● **PROBLEM TO SOLVE**
Your task is to copy every line of this material exactly.

## begin AVAILABLE DATA

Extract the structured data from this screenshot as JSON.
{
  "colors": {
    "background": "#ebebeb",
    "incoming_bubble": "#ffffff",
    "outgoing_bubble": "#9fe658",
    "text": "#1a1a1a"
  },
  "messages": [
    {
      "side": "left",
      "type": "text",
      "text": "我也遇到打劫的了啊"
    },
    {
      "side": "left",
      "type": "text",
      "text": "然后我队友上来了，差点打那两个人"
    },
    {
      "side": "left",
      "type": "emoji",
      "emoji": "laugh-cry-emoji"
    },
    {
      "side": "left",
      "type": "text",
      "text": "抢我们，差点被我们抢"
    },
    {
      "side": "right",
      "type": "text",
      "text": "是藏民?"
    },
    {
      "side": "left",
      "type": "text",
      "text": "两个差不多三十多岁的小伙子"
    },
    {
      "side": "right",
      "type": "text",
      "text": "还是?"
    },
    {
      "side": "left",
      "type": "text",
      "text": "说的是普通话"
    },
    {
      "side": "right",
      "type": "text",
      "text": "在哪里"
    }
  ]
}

## end AVAILABLE DATA

● **RESPONSE TO THIS EXERCISE**
Extract the structured data from this screenshot as JSON.
{
  "colors": {
    "background": "#ebebeb",
    "incoming_bubble": "#ffffff",
    "outgoing_bubble": "#9fe658",
    "text": "#1a1a1a"
  },
  "messages": [
    {
      "side": "left",
      "type": "text",
      "text": "我也遇到打劫的了啊"
    },
    {
      "side": "left",
      "type": "text",
      "text": "然后我队友上来了，差点打那两个人"
    },
    {
      "side": "left",
      "type": "emoji",
      "emoji": "laugh-cry-emoji"
    },
    {
      "side": "left",
      "type": "text",
      "text": "抢我们，差点被我们抢"
    },
    {
      "side": "right",
      "type": "text",
      "text": "是藏民?"
    },
    {
      "side": "left",
      "type": "text",
      "text": "两个差不多三十多岁的小伙子"
    },
    {
      "side": "right",
      "type": "text",
      "text": "还是?"
    },
    {
      "side": "left",
      "type": "text",
      "text": "说的是普通话"
    },
    {
      "side": "right",
      "type": "text",
      "text": "在哪里"
    }
  ]
}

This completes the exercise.